Given problem:
Return the full listing exactly as it is written.

### Information supplied ###

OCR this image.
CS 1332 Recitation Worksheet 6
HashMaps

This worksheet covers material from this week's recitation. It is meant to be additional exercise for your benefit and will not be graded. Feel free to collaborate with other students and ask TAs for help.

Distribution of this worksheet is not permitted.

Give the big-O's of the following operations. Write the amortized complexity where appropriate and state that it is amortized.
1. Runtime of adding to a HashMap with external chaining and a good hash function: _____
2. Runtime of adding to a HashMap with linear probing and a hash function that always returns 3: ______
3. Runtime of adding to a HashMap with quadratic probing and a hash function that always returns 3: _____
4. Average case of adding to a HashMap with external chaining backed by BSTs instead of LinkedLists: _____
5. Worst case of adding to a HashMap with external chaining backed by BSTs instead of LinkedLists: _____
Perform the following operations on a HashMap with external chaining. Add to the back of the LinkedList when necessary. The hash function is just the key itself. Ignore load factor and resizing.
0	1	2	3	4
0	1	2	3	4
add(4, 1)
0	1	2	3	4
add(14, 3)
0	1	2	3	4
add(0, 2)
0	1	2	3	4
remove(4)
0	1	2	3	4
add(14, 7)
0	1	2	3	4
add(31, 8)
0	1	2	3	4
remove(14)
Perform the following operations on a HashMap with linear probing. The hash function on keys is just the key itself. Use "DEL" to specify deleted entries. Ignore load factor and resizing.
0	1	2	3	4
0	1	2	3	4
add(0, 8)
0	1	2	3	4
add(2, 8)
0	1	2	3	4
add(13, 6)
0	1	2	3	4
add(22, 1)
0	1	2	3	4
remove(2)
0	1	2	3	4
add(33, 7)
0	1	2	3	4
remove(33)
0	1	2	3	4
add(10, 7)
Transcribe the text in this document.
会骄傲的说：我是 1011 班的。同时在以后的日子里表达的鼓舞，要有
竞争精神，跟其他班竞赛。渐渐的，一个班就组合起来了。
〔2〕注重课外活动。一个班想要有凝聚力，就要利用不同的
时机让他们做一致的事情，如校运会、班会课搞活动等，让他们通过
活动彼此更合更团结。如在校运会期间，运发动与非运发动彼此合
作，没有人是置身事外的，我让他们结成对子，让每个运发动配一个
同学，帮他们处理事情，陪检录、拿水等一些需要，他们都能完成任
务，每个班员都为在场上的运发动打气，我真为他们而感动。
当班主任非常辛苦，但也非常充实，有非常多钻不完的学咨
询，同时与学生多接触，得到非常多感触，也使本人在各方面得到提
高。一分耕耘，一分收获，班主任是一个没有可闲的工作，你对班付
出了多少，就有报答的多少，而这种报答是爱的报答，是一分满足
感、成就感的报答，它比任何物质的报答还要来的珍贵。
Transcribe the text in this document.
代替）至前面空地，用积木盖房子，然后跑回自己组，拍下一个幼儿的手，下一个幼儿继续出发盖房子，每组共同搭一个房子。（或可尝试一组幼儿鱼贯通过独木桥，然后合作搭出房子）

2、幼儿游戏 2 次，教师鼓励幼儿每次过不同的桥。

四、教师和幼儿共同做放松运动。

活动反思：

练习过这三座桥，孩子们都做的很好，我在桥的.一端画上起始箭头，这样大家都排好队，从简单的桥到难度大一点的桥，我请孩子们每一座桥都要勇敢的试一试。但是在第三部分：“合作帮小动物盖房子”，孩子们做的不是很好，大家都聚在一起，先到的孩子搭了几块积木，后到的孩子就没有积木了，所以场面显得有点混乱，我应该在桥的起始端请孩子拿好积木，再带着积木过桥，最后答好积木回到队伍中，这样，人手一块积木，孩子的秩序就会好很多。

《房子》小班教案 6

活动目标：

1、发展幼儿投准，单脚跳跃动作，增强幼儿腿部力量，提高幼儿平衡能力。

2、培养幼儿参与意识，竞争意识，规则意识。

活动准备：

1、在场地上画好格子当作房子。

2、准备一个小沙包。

###

Answer in full:
OCR this image.
CS 1332 Recitation Worksheet 6
HashMaps

This worksheet covers material from this week's recitation. It is meant to be additional exercise for your benefit and will not be graded. Feel free to collaborate with other students and ask TAs for help.

Distribution of this worksheet is not permitted.

Give the big-O's of the following operations. Write the amortized complexity where appropriate and state that it is amortized.
1. Runtime of adding to a HashMap with external chaining and a good hash function: _____
2. Runtime of adding to a HashMap with linear probing and a hash function that always returns 3: ______
3. Runtime of adding to a HashMap with quadratic probing and a hash function that always returns 3: _____
4. Average case of adding to a HashMap with external chaining backed by BSTs instead of LinkedLists: _____
5. Worst case of adding to a HashMap with external chaining backed by BSTs instead of LinkedLists: _____
Perform the following operations on a HashMap with external chaining. Add to the back of the LinkedList when necessary. The hash function is just the key itself. Ignore load factor and resizing.
0	1	2	3	4
0	1	2	3	4
add(4, 1)
0	1	2	3	4
add(14, 3)
0	1	2	3	4
add(0, 2)
0	1	2	3	4
remove(4)
0	1	2	3	4
add(14, 7)
0	1	2	3	4
add(31, 8)
0	1	2	3	4
remove(14)
Perform the following operations on a HashMap with linear probing. The hash function on keys is just the key itself. Use "DEL" to specify deleted entries. Ignore load factor and resizing.
0	1	2	3	4
0	1	2	3	4
add(0, 8)
0	1	2	3	4
add(2, 8)
0	1	2	3	4
add(13, 6)
0	1	2	3	4
add(22, 1)
0	1	2	3	4
remove(2)
0	1	2	3	4
add(33, 7)
0	1	2	3	4
remove(33)
0	1	2	3	4
add(10, 7)
Transcribe the text in this document.
会骄傲的说：我是 1011 班的。同时在以后的日子里表达的鼓舞，要有
竞争精神，跟其他班竞赛。渐渐的，一个班就组合起来了。
〔2〕注重课外活动。一个班想要有凝聚力，就要利用不同的
时机让他们做一致的事情，如校运会、班会课搞活动等，让他们通过
活动彼此更合更团结。如在校运会期间，运发动与非运发动彼此合
作，没有人是置身事外的，我让他们结成对子，让每个运发动配一个
同学，帮他们处理事情，陪检录、拿水等一些需要，他们都能完成任
务，每个班员都为在场上的运发动打气，我真为他们而感动。
当班主任非常辛苦，但也非常充实，有非常多钻不完的学咨
询，同时与学生多接触，得到非常多感触，也使本人在各方面得到提
高。一分耕耘，一分收获，班主任是一个没有可闲的工作，你对班付
出了多少，就有报答的多少，而这种报答是爱的报答，是一分满足
感、成就感的报答，它比任何物质的报答还要来的珍贵。
Transcribe the text in this document.
代替）至前面空地，用积木盖房子，然后跑回自己组，拍下一个幼儿的手，下一个幼儿继续出发盖房子，每组共同搭一个房子。（或可尝试一组幼儿鱼贯通过独木桥，然后合作搭出房子）

2、幼儿游戏 2 次，教师鼓励幼儿每次过不同的桥。

四、教师和幼儿共同做放松运动。

活动反思：

练习过这三座桥，孩子们都做的很好，我在桥的.一端画上起始箭头，这样大家都排好队，从简单的桥到难度大一点的桥，我请孩子们每一座桥都要勇敢的试一试。但是在第三部分：“合作帮小动物盖房子”，孩子们做的不是很好，大家都聚在一起，先到的孩子搭了几块积木，后到的孩子就没有积木了，所以场面显得有点混乱，我应该在桥的起始端请孩子拿好积木，再带着积木过桥，最后答好积木回到队伍中，这样，人手一块积木，孩子的秩序就会好很多。

《房子》小班教案 6

活动目标：

1、发展幼儿投准，单脚跳跃动作，增强幼儿腿部力量，提高幼儿平衡能力。

2、培养幼儿参与意识，竞争意识，规则意识。

活动准备：

1、在场地上画好格子当作房子。

2、准备一个小沙包。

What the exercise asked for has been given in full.